** PROBLEM TO SOLVE **
Reproduce every line of the material below, but drop the pictures.

** MATERIAL FOR THE TASK **
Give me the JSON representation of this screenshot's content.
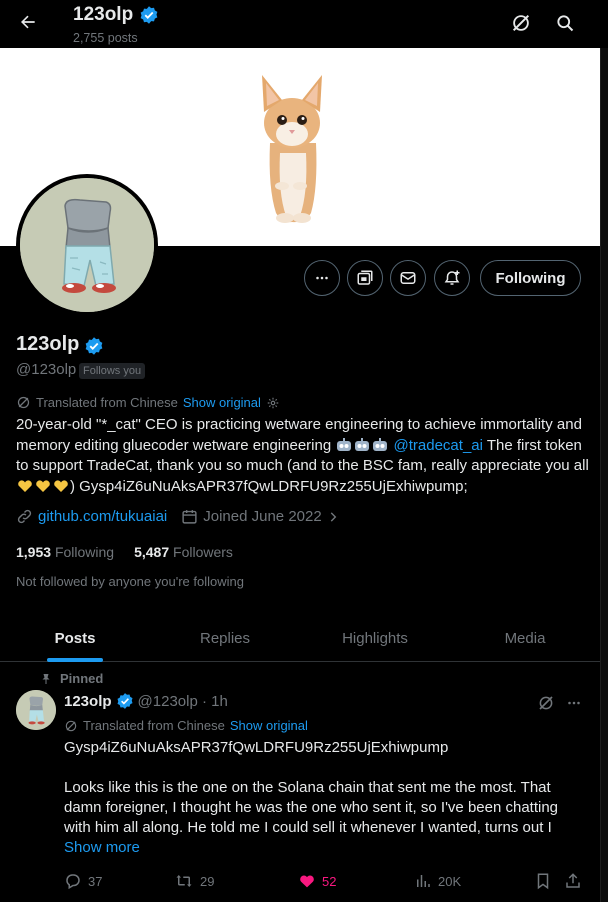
{
  "header": {
    "name": "123olp",
    "post_count": "2,755 posts"
  },
  "profile": {
    "display_name": "123olp",
    "handle": "@123olp",
    "follows_you": "Follows you",
    "translated_label": "Translated from Chinese",
    "show_original": "Show original",
    "bio": {
      "part1": "20-year-old \"*_cat\" CEO is practicing wetware engineering to achieve immortality and memory editing gluecoder wetware engineering ",
      "mention": "@tradecat_ai",
      "part2": "  The first token to support TradeCat, thank you so much (and to the BSC fam, really appreciate you all ",
      "part3": ") Gysp4iZ6uNuAksAPR37fQwLDRFU9Rz255UjExhiwpump;"
    },
    "website": "github.com/tukuaiai",
    "joined": "Joined June 2022",
    "following_count": "1,953",
    "following_label": "Following",
    "followers_count": "5,487",
    "followers_label": "Followers",
    "not_followed": "Not followed by anyone you're following"
  },
  "actions": {
    "following_button": "Following"
  },
  "tabs": [
    {
      "label": "Posts",
      "active": true
    },
    {
      "label": "Replies",
      "active": false
    },
    {
      "label": "Highlights",
      "active": false
    },
    {
      "label": "Media",
      "active": false
    }
  ],
  "post": {
    "pinned_label": "Pinned",
    "name": "123olp",
    "handle_time": "@123olp · 1h",
    "translated_label": "Translated from Chinese",
    "show_original": "Show original",
    "line1": "Gysp4iZ6uNuAksAPR37fQwLDRFU9Rz255UjExhiwpump",
    "body": "Looks like this is the one on the Solana chain that sent me the most. That damn foreigner, I thought he was the one who sent it, so I've been chatting with him all along. He told me I could sell it whenever I wanted, turns out I",
    "show_more": "Show more",
    "replies": "37",
    "reposts": "29",
    "likes": "52",
    "views": "20K"
  },
  "colors": {
    "accent": "#1d9bf0",
    "like": "#f91880",
    "muted": "#71767b",
    "verified": "#1d9bf0"
  },
  "icons": [
    "back-arrow-icon",
    "grok-icon",
    "search-icon",
    "more-icon",
    "subscribe-icon",
    "message-icon",
    "notify-icon",
    "verified-icon",
    "translate-icon",
    "gear-icon",
    "link-icon",
    "calendar-icon",
    "pin-icon",
    "reply-icon",
    "repost-icon",
    "like-icon",
    "views-icon",
    "bookmark-icon",
    "share-icon"
  ]
}
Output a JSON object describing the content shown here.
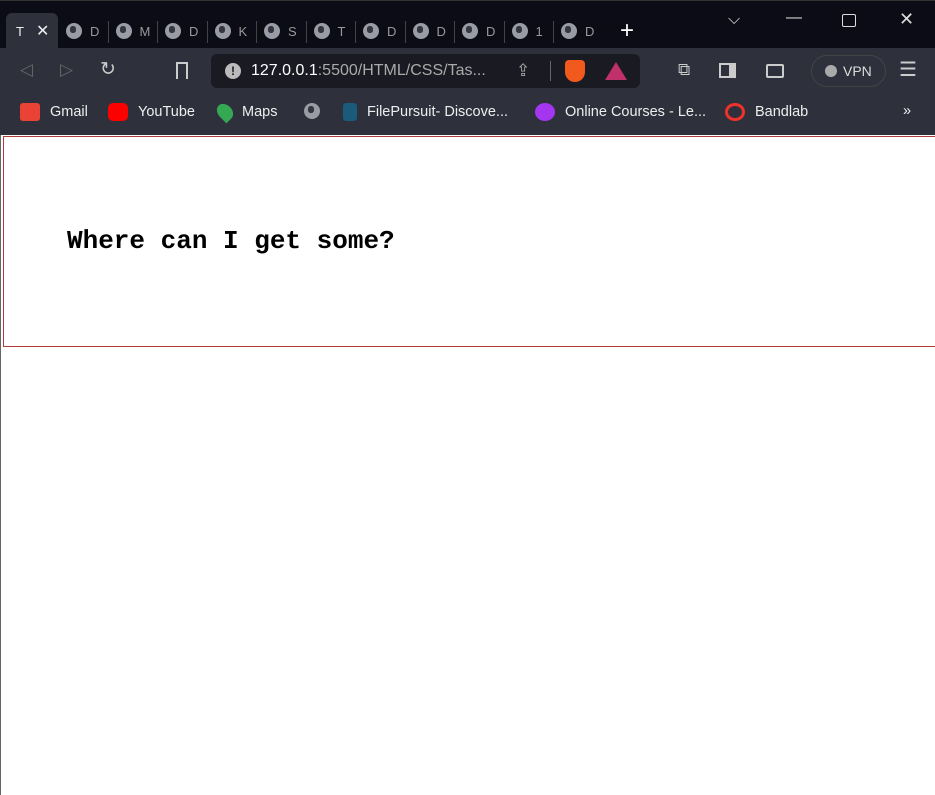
{
  "tabs": [
    {
      "label": "T",
      "active": true
    },
    {
      "label": "D"
    },
    {
      "label": "M"
    },
    {
      "label": "D"
    },
    {
      "label": "K"
    },
    {
      "label": "S"
    },
    {
      "label": "T"
    },
    {
      "label": "D"
    },
    {
      "label": "D"
    },
    {
      "label": "D"
    },
    {
      "label": "1"
    },
    {
      "label": "D"
    }
  ],
  "url": {
    "host": "127.0.0.1",
    "path": ":5500/HTML/CSS/Tas..."
  },
  "vpn_label": "VPN",
  "bookmarks": [
    {
      "label": "Gmail",
      "color": "#ea4335"
    },
    {
      "label": "YouTube",
      "color": "#ff0000"
    },
    {
      "label": "Maps",
      "color": "#34a853"
    },
    {
      "label": "",
      "color": "#9a9ca5"
    },
    {
      "label": "FilePursuit- Discove...",
      "color": "#1a5a7a"
    },
    {
      "label": "Online Courses - Le...",
      "color": "#a435f0"
    },
    {
      "label": "Bandlab",
      "color": "#f0302a"
    }
  ],
  "overflow": "»",
  "page": {
    "heading": "Where can I get some?"
  }
}
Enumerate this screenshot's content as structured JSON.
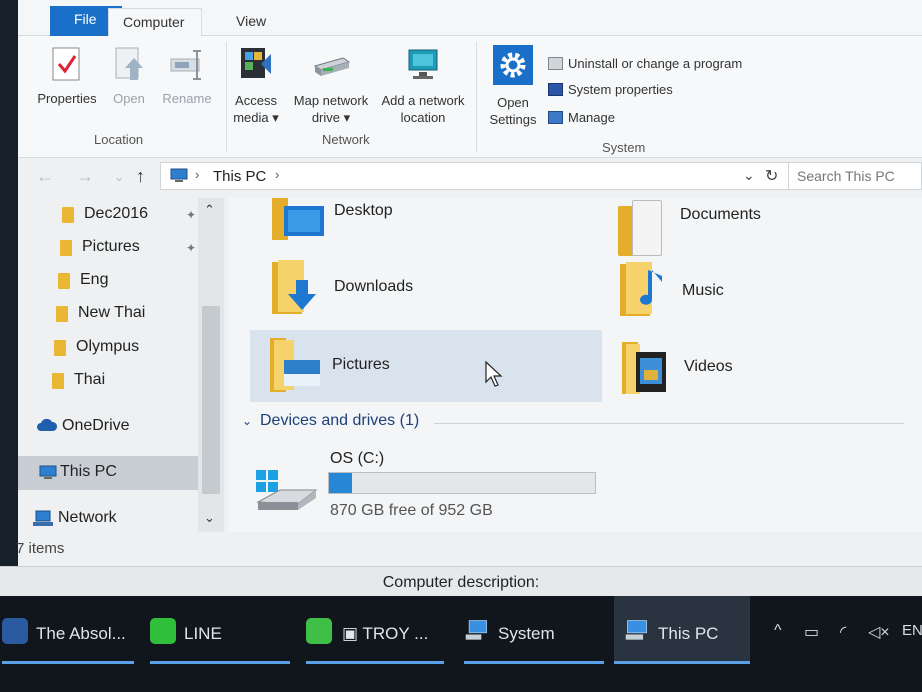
{
  "tabs": {
    "file": "File",
    "computer": "Computer",
    "view": "View"
  },
  "ribbon": {
    "location": {
      "group": "Location",
      "properties": "Properties",
      "open": "Open",
      "rename": "Rename"
    },
    "network": {
      "group": "Network",
      "access_media_1": "Access",
      "access_media_2": "media",
      "map_drive_1": "Map network",
      "map_drive_2": "drive",
      "add_location_1": "Add a network",
      "add_location_2": "location"
    },
    "system": {
      "group": "System",
      "open_settings_1": "Open",
      "open_settings_2": "Settings",
      "uninstall": "Uninstall or change a program",
      "system_properties": "System properties",
      "manage": "Manage"
    }
  },
  "address": {
    "path": "This PC",
    "search_placeholder": "Search This PC"
  },
  "nav": {
    "items": [
      "Dec2016",
      "Pictures",
      "Eng",
      "New Thai",
      "Olympus",
      "Thai",
      "OneDrive",
      "This PC",
      "Network"
    ]
  },
  "folders": [
    "Desktop",
    "Documents",
    "Downloads",
    "Music",
    "Pictures",
    "Videos"
  ],
  "drives": {
    "header": "Devices and drives (1)",
    "os": {
      "name": "OS (C:)",
      "free_text": "870 GB free of 952 GB",
      "used_fraction": 0.086
    }
  },
  "status": {
    "items": "7 items"
  },
  "description_label": "Computer description:",
  "taskbar": {
    "apps": [
      "The Absol...",
      "LINE",
      "TROY ...",
      "System",
      "This PC"
    ],
    "lang": "EN"
  },
  "colors": {
    "accent": "#1a6fc8",
    "selection": "#d9e3ee",
    "folder": "#f6d36a",
    "drive_fill": "#2687d6"
  }
}
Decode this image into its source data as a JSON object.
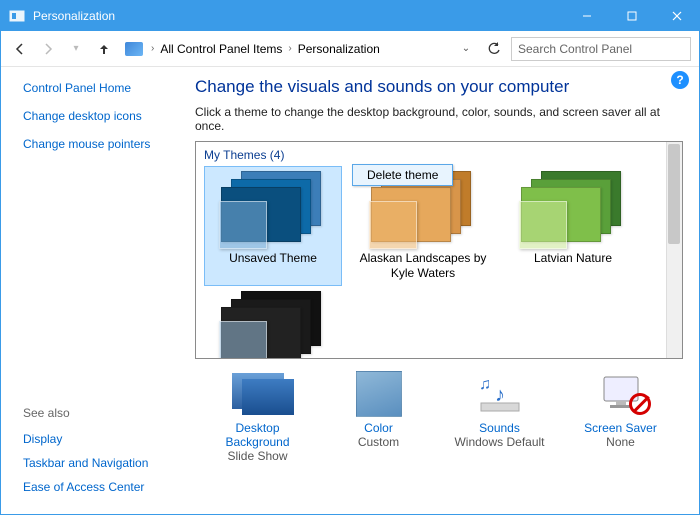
{
  "window": {
    "title": "Personalization"
  },
  "breadcrumb": {
    "item1": "All Control Panel Items",
    "item2": "Personalization"
  },
  "search": {
    "placeholder": "Search Control Panel"
  },
  "sidebar": {
    "home": "Control Panel Home",
    "link1": "Change desktop icons",
    "link2": "Change mouse pointers",
    "seealso_header": "See also",
    "seealso1": "Display",
    "seealso2": "Taskbar and Navigation",
    "seealso3": "Ease of Access Center"
  },
  "main": {
    "heading": "Change the visuals and sounds on your computer",
    "subtext": "Click a theme to change the desktop background, color, sounds, and screen saver all at once.",
    "section_label": "My Themes (4)"
  },
  "themes": [
    {
      "caption": "Unsaved Theme",
      "selected": true,
      "colors": [
        "#3c7eb8",
        "#0d6aa8",
        "#0a4f7e"
      ],
      "overlay": "rgba(120,170,210,0.55)"
    },
    {
      "caption": "Alaskan Landscapes by Kyle Waters",
      "selected": false,
      "colors": [
        "#c07c2a",
        "#d8954a",
        "#e6a85c"
      ],
      "overlay": "rgba(235,180,110,0.55)"
    },
    {
      "caption": "Latvian Nature",
      "selected": false,
      "colors": [
        "#3a7a2c",
        "#5aa03a",
        "#7fbf4a"
      ],
      "overlay": "rgba(200,230,150,0.55)"
    },
    {
      "caption": "",
      "selected": false,
      "colors": [
        "#111",
        "#1a1a1a",
        "#222"
      ],
      "overlay": "rgba(150,185,215,0.55)"
    }
  ],
  "context_menu": {
    "item1": "Delete theme"
  },
  "bottom": {
    "bg_label": "Desktop Background",
    "bg_value": "Slide Show",
    "color_label": "Color",
    "color_value": "Custom",
    "sounds_label": "Sounds",
    "sounds_value": "Windows Default",
    "ss_label": "Screen Saver",
    "ss_value": "None"
  }
}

** THE RESPONSE **
Give me the JSON representation of this screenshot's content.
{
  "header": {
    "name": "123olp",
    "post_count": "2,755 posts"
  },
  "profile": {
    "display_name": "123olp",
    "handle": "@123olp",
    "follows_you": "Follows you",
    "translated_label": "Translated from Chinese",
    "show_original": "Show original",
    "bio": {
      "part1": "20-year-old \"*_cat\" CEO is practicing wetware engineering to achieve immortality and memory editing gluecoder wetware engineering ",
      "mention": "@tradecat_ai",
      "part2": "  The first token to support TradeCat, thank you so much (and to the BSC fam, really appreciate you all ",
      "part3": ") Gysp4iZ6uNuAksAPR37fQwLDRFU9Rz255UjExhiwpump;"
    },
    "website": "github.com/tukuaiai",
    "joined": "Joined June 2022",
    "following_count": "1,953",
    "following_label": "Following",
    "followers_count": "5,487",
    "followers_label": "Followers",
    "not_followed": "Not followed by anyone you're following"
  },
  "actions": {
    "following_button": "Following"
  },
  "tabs": [
    {
      "label": "Posts",
      "active": true
    },
    {
      "label": "Replies",
      "active": false
    },
    {
      "label": "Highlights",
      "active": false
    },
    {
      "label": "Media",
      "active": false
    }
  ],
  "post": {
    "pinned_label": "Pinned",
    "name": "123olp",
    "handle_time": "@123olp · 1h",
    "translated_label": "Translated from Chinese",
    "show_original": "Show original",
    "line1": "Gysp4iZ6uNuAksAPR37fQwLDRFU9Rz255UjExhiwpump",
    "body": "Looks like this is the one on the Solana chain that sent me the most. That damn foreigner, I thought he was the one who sent it, so I've been chatting with him all along. He told me I could sell it whenever I wanted, turns out I",
    "show_more": "Show more",
    "replies": "37",
    "reposts": "29",
    "likes": "52",
    "views": "20K"
  },
  "colors": {
    "accent": "#1d9bf0",
    "like": "#f91880",
    "muted": "#71767b",
    "verified": "#1d9bf0"
  },
  "icons": [
    "back-arrow-icon",
    "grok-icon",
    "search-icon",
    "more-icon",
    "subscribe-icon",
    "message-icon",
    "notify-icon",
    "verified-icon",
    "translate-icon",
    "gear-icon",
    "link-icon",
    "calendar-icon",
    "pin-icon",
    "reply-icon",
    "repost-icon",
    "like-icon",
    "views-icon",
    "bookmark-icon",
    "share-icon"
  ]
}
Output a JSON object describing the content shown here.
{
  "tabs": [
    {
      "label": "T",
      "active": true
    },
    {
      "label": "D"
    },
    {
      "label": "M"
    },
    {
      "label": "D"
    },
    {
      "label": "K"
    },
    {
      "label": "S"
    },
    {
      "label": "T"
    },
    {
      "label": "D"
    },
    {
      "label": "D"
    },
    {
      "label": "D"
    },
    {
      "label": "1"
    },
    {
      "label": "D"
    }
  ],
  "url": {
    "host": "127.0.0.1",
    "path": ":5500/HTML/CSS/Tas..."
  },
  "vpn_label": "VPN",
  "bookmarks": [
    {
      "label": "Gmail",
      "color": "#ea4335"
    },
    {
      "label": "YouTube",
      "color": "#ff0000"
    },
    {
      "label": "Maps",
      "color": "#34a853"
    },
    {
      "label": "",
      "color": "#9a9ca5"
    },
    {
      "label": "FilePursuit- Discove...",
      "color": "#1a5a7a"
    },
    {
      "label": "Online Courses - Le...",
      "color": "#a435f0"
    },
    {
      "label": "Bandlab",
      "color": "#f0302a"
    }
  ],
  "overflow": "»",
  "page": {
    "heading": "Where can I get some?"
  }
}
Enumerate this screenshot's content as structured JSON.
{
  "tabs": {
    "file": "File",
    "computer": "Computer",
    "view": "View"
  },
  "ribbon": {
    "location": {
      "group": "Location",
      "properties": "Properties",
      "open": "Open",
      "rename": "Rename"
    },
    "network": {
      "group": "Network",
      "access_media_1": "Access",
      "access_media_2": "media",
      "map_drive_1": "Map network",
      "map_drive_2": "drive",
      "add_location_1": "Add a network",
      "add_location_2": "location"
    },
    "system": {
      "group": "System",
      "open_settings_1": "Open",
      "open_settings_2": "Settings",
      "uninstall": "Uninstall or change a program",
      "system_properties": "System properties",
      "manage": "Manage"
    }
  },
  "address": {
    "path": "This PC",
    "search_placeholder": "Search This PC"
  },
  "nav": {
    "items": [
      "Dec2016",
      "Pictures",
      "Eng",
      "New Thai",
      "Olympus",
      "Thai",
      "OneDrive",
      "This PC",
      "Network"
    ]
  },
  "folders": [
    "Desktop",
    "Documents",
    "Downloads",
    "Music",
    "Pictures",
    "Videos"
  ],
  "drives": {
    "header": "Devices and drives (1)",
    "os": {
      "name": "OS (C:)",
      "free_text": "870 GB free of 952 GB",
      "used_fraction": 0.086
    }
  },
  "status": {
    "items": "7 items"
  },
  "description_label": "Computer description:",
  "taskbar": {
    "apps": [
      "The Absol...",
      "LINE",
      "TROY ...",
      "System",
      "This PC"
    ],
    "lang": "EN"
  },
  "colors": {
    "accent": "#1a6fc8",
    "selection": "#d9e3ee",
    "folder": "#f6d36a",
    "drive_fill": "#2687d6"
  }
}
Decode this image into its source data as a JSON object.
{
  "window": {
    "title": "Personalization"
  },
  "breadcrumb": {
    "item1": "All Control Panel Items",
    "item2": "Personalization"
  },
  "search": {
    "placeholder": "Search Control Panel"
  },
  "sidebar": {
    "home": "Control Panel Home",
    "link1": "Change desktop icons",
    "link2": "Change mouse pointers",
    "seealso_header": "See also",
    "seealso1": "Display",
    "seealso2": "Taskbar and Navigation",
    "seealso3": "Ease of Access Center"
  },
  "main": {
    "heading": "Change the visuals and sounds on your computer",
    "subtext": "Click a theme to change the desktop background, color, sounds, and screen saver all at once.",
    "section_label": "My Themes (4)"
  },
  "themes": [
    {
      "caption": "Unsaved Theme",
      "selected": true,
      "colors": [
        "#3c7eb8",
        "#0d6aa8",
        "#0a4f7e"
      ],
      "overlay": "rgba(120,170,210,0.55)"
    },
    {
      "caption": "Alaskan Landscapes by Kyle Waters",
      "selected": false,
      "colors": [
        "#c07c2a",
        "#d8954a",
        "#e6a85c"
      ],
      "overlay": "rgba(235,180,110,0.55)"
    },
    {
      "caption": "Latvian Nature",
      "selected": false,
      "colors": [
        "#3a7a2c",
        "#5aa03a",
        "#7fbf4a"
      ],
      "overlay": "rgba(200,230,150,0.55)"
    },
    {
      "caption": "",
      "selected": false,
      "colors": [
        "#111",
        "#1a1a1a",
        "#222"
      ],
      "overlay": "rgba(150,185,215,0.55)"
    }
  ],
  "context_menu": {
    "item1": "Delete theme"
  },
  "bottom": {
    "bg_label": "Desktop Background",
    "bg_value": "Slide Show",
    "color_label": "Color",
    "color_value": "Custom",
    "sounds_label": "Sounds",
    "sounds_value": "Windows Default",
    "ss_label": "Screen Saver",
    "ss_value": "None"
  }
}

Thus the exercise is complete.